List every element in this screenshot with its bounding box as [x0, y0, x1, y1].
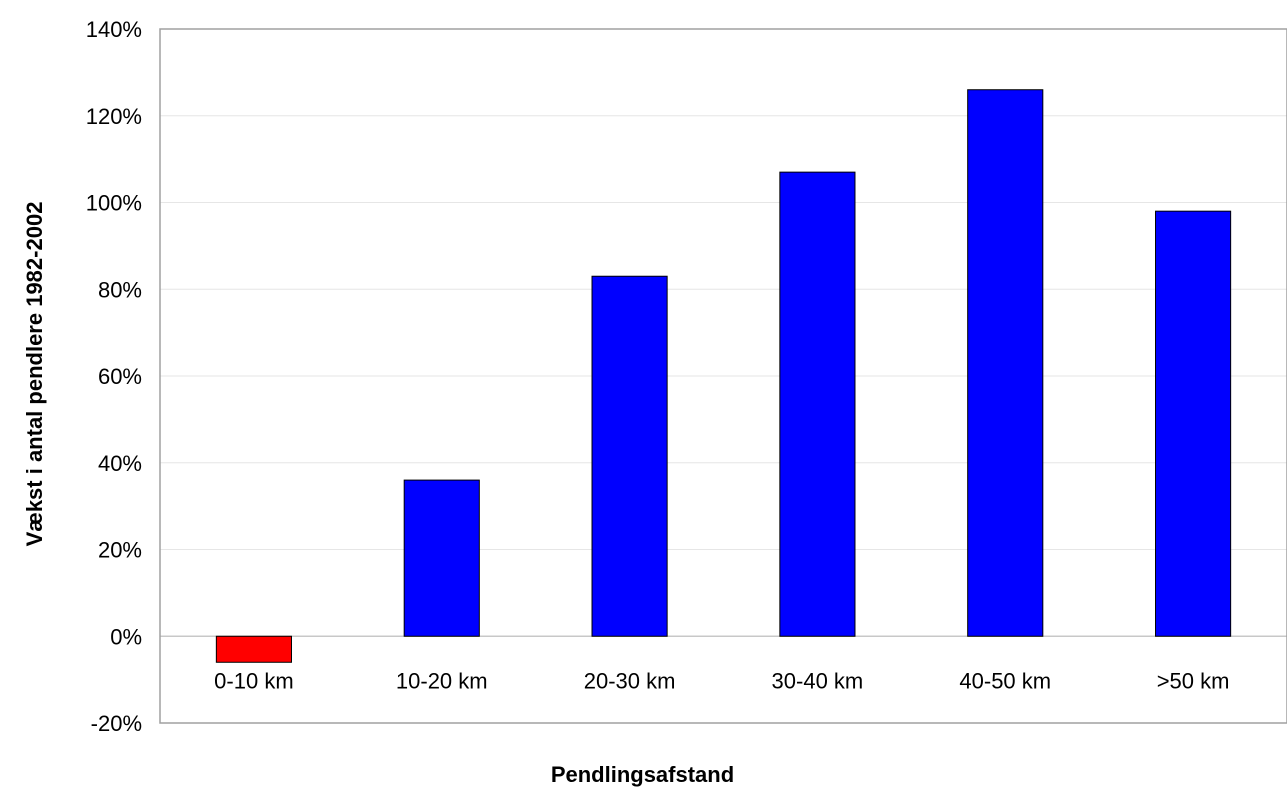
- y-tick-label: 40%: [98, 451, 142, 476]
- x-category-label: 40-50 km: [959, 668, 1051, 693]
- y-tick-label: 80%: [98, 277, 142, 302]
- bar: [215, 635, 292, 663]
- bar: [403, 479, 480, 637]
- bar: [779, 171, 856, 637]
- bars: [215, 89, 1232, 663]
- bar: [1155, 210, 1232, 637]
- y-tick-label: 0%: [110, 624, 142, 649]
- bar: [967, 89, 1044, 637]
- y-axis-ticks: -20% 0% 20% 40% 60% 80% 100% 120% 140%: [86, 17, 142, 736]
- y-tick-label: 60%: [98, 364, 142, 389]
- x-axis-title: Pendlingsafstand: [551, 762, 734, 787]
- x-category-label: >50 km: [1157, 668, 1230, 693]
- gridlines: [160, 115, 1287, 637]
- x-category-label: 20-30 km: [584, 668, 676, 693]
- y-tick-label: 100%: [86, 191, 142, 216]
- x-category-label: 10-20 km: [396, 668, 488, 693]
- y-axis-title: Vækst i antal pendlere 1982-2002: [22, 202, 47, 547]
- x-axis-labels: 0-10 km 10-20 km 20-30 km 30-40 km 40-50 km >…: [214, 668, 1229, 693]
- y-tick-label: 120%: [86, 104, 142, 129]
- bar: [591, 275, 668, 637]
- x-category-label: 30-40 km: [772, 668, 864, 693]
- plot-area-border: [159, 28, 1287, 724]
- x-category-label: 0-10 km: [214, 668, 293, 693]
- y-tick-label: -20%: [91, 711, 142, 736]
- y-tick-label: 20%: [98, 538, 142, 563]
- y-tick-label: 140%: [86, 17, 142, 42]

---

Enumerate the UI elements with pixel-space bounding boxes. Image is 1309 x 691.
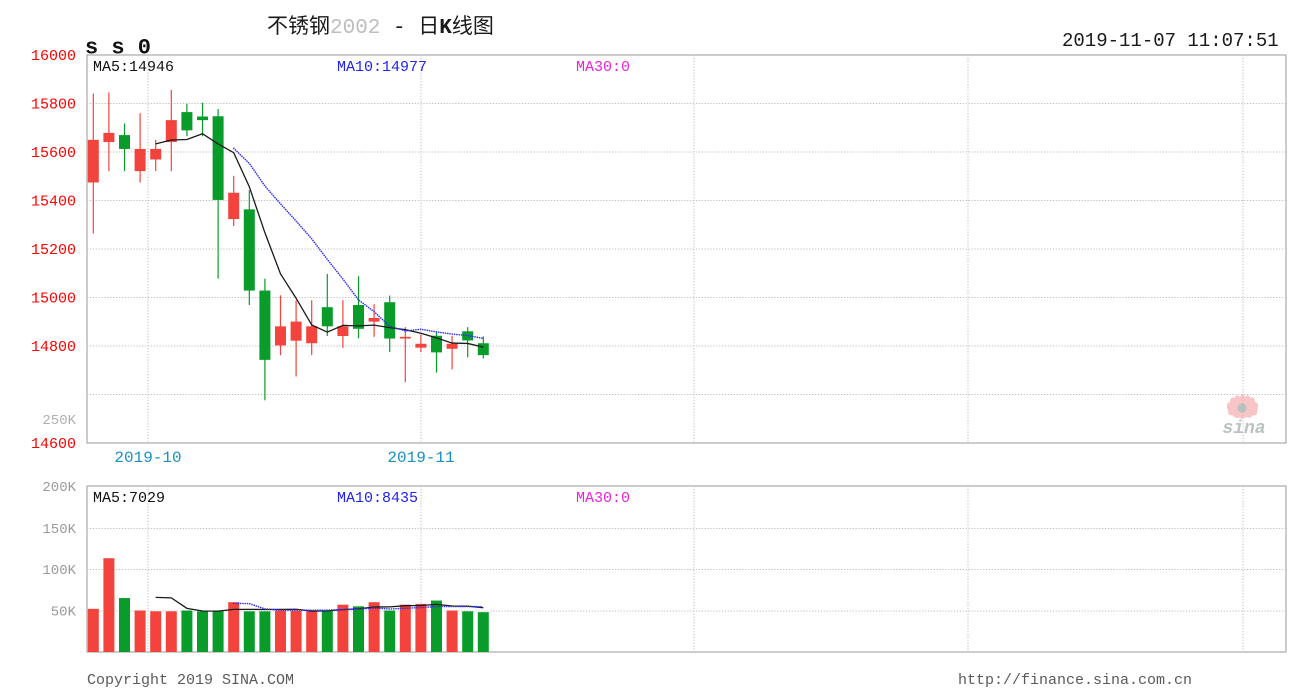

▶ _Problem requirements_:
Lay out the part of the material above that starts with the line containing "List every element" and ends with the line containing "- y-axis-ticks: -20%" as a JSON list of strings, one string per line, with blank lines dropped. Leave the picture out of the answer.

▶ _Solved exercise_:
[
  "List every element in this screenshot with its bounding box as [x0, y0, x1, y1].",
  "- y-tick-label: 40%: [98, 451, 142, 476]",
  "- x-category-label: 40-50 km: [959, 668, 1051, 693]",
  "- y-tick-label: 80%: [98, 277, 142, 302]",
  "- bar: [215, 635, 292, 663]",
  "- bar: [403, 479, 480, 637]",
  "- bar: [779, 171, 856, 637]",
  "- bars: [215, 89, 1232, 663]",
  "- bar: [1155, 210, 1232, 637]",
  "- y-tick-label: 0%: [110, 624, 142, 649]",
  "- bar: [967, 89, 1044, 637]",
  "- y-axis-ticks: -20% 0% 20% 40% 60% 80% 100% 120% 140%: [86, 17, 142, 736]"
]